**PROBLEM DESCRIPTION**
Please quote the material exactly, every line of it.
*****
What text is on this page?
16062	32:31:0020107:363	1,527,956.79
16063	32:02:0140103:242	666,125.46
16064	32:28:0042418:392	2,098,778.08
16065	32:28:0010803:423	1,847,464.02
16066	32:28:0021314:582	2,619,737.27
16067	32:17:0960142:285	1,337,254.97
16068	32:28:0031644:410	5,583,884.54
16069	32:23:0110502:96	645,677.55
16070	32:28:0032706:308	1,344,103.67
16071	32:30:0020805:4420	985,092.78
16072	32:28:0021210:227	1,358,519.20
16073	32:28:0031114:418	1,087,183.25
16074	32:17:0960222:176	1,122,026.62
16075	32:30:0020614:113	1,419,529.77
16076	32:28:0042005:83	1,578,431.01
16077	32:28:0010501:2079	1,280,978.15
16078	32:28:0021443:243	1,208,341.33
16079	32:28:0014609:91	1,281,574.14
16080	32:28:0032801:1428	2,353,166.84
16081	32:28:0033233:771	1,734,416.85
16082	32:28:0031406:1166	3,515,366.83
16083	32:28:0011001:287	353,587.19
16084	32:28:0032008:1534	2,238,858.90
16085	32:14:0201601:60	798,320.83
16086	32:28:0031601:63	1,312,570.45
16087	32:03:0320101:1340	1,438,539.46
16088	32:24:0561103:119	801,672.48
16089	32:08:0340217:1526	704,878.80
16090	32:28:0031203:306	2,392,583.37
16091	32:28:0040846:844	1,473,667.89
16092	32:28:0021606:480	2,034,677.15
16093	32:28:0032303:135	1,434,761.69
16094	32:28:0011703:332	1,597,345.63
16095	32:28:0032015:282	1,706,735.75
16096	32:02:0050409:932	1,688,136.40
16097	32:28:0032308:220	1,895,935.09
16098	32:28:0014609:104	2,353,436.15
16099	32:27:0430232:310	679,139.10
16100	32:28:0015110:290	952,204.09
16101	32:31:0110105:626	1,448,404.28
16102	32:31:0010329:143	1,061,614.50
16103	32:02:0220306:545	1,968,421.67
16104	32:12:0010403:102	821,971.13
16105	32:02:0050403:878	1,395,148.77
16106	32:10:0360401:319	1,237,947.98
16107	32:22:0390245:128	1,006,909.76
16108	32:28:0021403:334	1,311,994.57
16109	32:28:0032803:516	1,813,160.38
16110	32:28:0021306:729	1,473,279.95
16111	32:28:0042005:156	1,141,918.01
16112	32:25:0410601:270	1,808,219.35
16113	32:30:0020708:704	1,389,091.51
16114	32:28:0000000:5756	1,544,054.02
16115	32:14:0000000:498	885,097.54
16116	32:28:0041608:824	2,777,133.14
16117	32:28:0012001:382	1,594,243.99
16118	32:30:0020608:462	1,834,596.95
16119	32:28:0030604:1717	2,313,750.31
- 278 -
*****
**RESULT**
What text is on this page?
16062	32:31:0020107:363	1,527,956.79
16063	32:02:0140103:242	666,125.46
16064	32:28:0042418:392	2,098,778.08
16065	32:28:0010803:423	1,847,464.02
16066	32:28:0021314:582	2,619,737.27
16067	32:17:0960142:285	1,337,254.97
16068	32:28:0031644:410	5,583,884.54
16069	32:23:0110502:96	645,677.55
16070	32:28:0032706:308	1,344,103.67
16071	32:30:0020805:4420	985,092.78
16072	32:28:0021210:227	1,358,519.20
16073	32:28:0031114:418	1,087,183.25
16074	32:17:0960222:176	1,122,026.62
16075	32:30:0020614:113	1,419,529.77
16076	32:28:0042005:83	1,578,431.01
16077	32:28:0010501:2079	1,280,978.15
16078	32:28:0021443:243	1,208,341.33
16079	32:28:0014609:91	1,281,574.14
16080	32:28:0032801:1428	2,353,166.84
16081	32:28:0033233:771	1,734,416.85
16082	32:28:0031406:1166	3,515,366.83
16083	32:28:0011001:287	353,587.19
16084	32:28:0032008:1534	2,238,858.90
16085	32:14:0201601:60	798,320.83
16086	32:28:0031601:63	1,312,570.45
16087	32:03:0320101:1340	1,438,539.46
16088	32:24:0561103:119	801,672.48
16089	32:08:0340217:1526	704,878.80
16090	32:28:0031203:306	2,392,583.37
16091	32:28:0040846:844	1,473,667.89
16092	32:28:0021606:480	2,034,677.15
16093	32:28:0032303:135	1,434,761.69
16094	32:28:0011703:332	1,597,345.63
16095	32:28:0032015:282	1,706,735.75
16096	32:02:0050409:932	1,688,136.40
16097	32:28:0032308:220	1,895,935.09
16098	32:28:0014609:104	2,353,436.15
16099	32:27:0430232:310	679,139.10
16100	32:28:0015110:290	952,204.09
16101	32:31:0110105:626	1,448,404.28
16102	32:31:0010329:143	1,061,614.50
16103	32:02:0220306:545	1,968,421.67
16104	32:12:0010403:102	821,971.13
16105	32:02:0050403:878	1,395,148.77
16106	32:10:0360401:319	1,237,947.98
16107	32:22:0390245:128	1,006,909.76
16108	32:28:0021403:334	1,311,994.57
16109	32:28:0032803:516	1,813,160.38
16110	32:28:0021306:729	1,473,279.95
16111	32:28:0042005:156	1,141,918.01
16112	32:25:0410601:270	1,808,219.35
16113	32:30:0020708:704	1,389,091.51
16114	32:28:0000000:5756	1,544,054.02
16115	32:14:0000000:498	885,097.54
16116	32:28:0041608:824	2,777,133.14
16117	32:28:0012001:382	1,594,243.99
16118	32:30:0020608:462	1,834,596.95
16119	32:28:0030604:1717	2,313,750.31
- 278 -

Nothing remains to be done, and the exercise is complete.